What needs to be done:
Show every line in the entries below where the word "максимальной" appears.

Dataset entries:
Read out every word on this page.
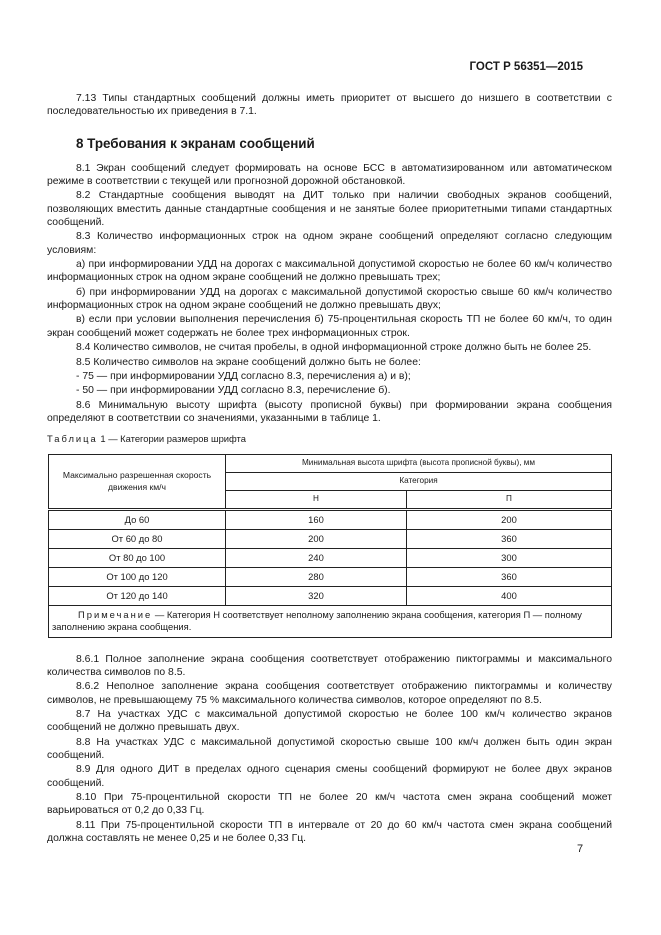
ГОСТ Р 56351—2015

7.13 Типы стандартных сообщений должны иметь приоритет от высшего до низшего в соответствии с последовательностью их приведения в 7.1.

8 Требования к экранам сообщений

8.1 Экран сообщений следует формировать на основе БСС в автоматизированном или автоматическом режиме в соответствии с текущей или прогнозной дорожной обстановкой.

8.2 Стандартные сообщения выводят на ДИТ только при наличии свободных экранов сообщений, позволяющих вместить данные стандартные сообщения и не занятые более приоритетными типами стандартных сообщений.

8.3 Количество информационных строк на одном экране сообщений определяют согласно следующим условиям:

а) при информировании УДД на дорогах с максимальной допустимой скоростью не более 60 км/ч количество информационных строк на одном экране сообщений не должно превышать трех;

б) при информировании УДД на дорогах с максимальной допустимой скоростью свыше 60 км/ч количество информационных строк на одном экране сообщений не должно превышать двух;

в) если при условии выполнения перечисления б) 75-процентильная скорость ТП не более 60 км/ч, то один экран сообщений может содержать не более трех информационных строк.

8.4 Количество символов, не считая пробелы, в одной информационной строке должно быть не более 25.

8.5 Количество символов на экране сообщений должно быть не более:

- 75 — при информировании УДД согласно 8.3, перечисления а) и в);

- 50 — при информировании УДД согласно 8.3, перечисление б).

8.6 Минимальную высоту шрифта (высоту прописной буквы) при формировании экрана сообщения определяют в соответствии со значениями, указанными в таблице 1.

Таблица 1 — Категории размеров шрифта
Максимально разрешенная скорость движения км/ч	Минимальная высота шрифта (высота прописной буквы), мм	
	Категория	
	Н	П
До 60	160	200
От 60 до 80	200	360
От 80 до 100	240	300
От 100 до 120	280	360
От 120 до 140	320	400
Примечание — Категория Н соответствует неполному заполнению экрана сообщения, категория П — полному заполнению экрана сообщения.		

8.6.1 Полное заполнение экрана сообщения соответствует отображению пиктограммы и максимального количества символов по 8.5.

8.6.2 Неполное заполнение экрана сообщения соответствует отображению пиктограммы и количеству символов, не превышающему 75 % максимального количества символов, которое определяют по 8.5.

8.7 На участках УДС с максимальной допустимой скоростью не более 100 км/ч количество экранов сообщений не должно превышать двух.

8.8 На участках УДС с максимальной допустимой скоростью свыше 100 км/ч должен быть один экран сообщений.

8.9 Для одного ДИТ в пределах одного сценария смены сообщений формируют не более двух экранов сообщений.

8.10 При 75-процентильной скорости ТП не более 20 км/ч частота смен экрана сообщений может варьироваться от 0,2 до 0,33 Гц.

8.11 При 75-процентильной скорости ТП в интервале от 20 до 60 км/ч частота смен экрана сообщений должна составлять не менее 0,25 и не более 0,33 Гц.

7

Exercise answer:
а) при информировании УДД на дорогах с максимальной допустимой скоростью не более 60 км/ч количество информационных строк на одном экране сообщений не должно превышать трех;
б) при информировании УДД на дорогах с максимальной допустимой скоростью свыше 60 км/ч количество информационных строк на одном экране сообщений не должно превышать двух;
8.7 На участках УДС с максимальной допустимой скоростью не более 100 км/ч количество экранов сообщений не должно превышать двух.
8.8 На участках УДС с максимальной допустимой скоростью свыше 100 км/ч должен быть один экран сообщений.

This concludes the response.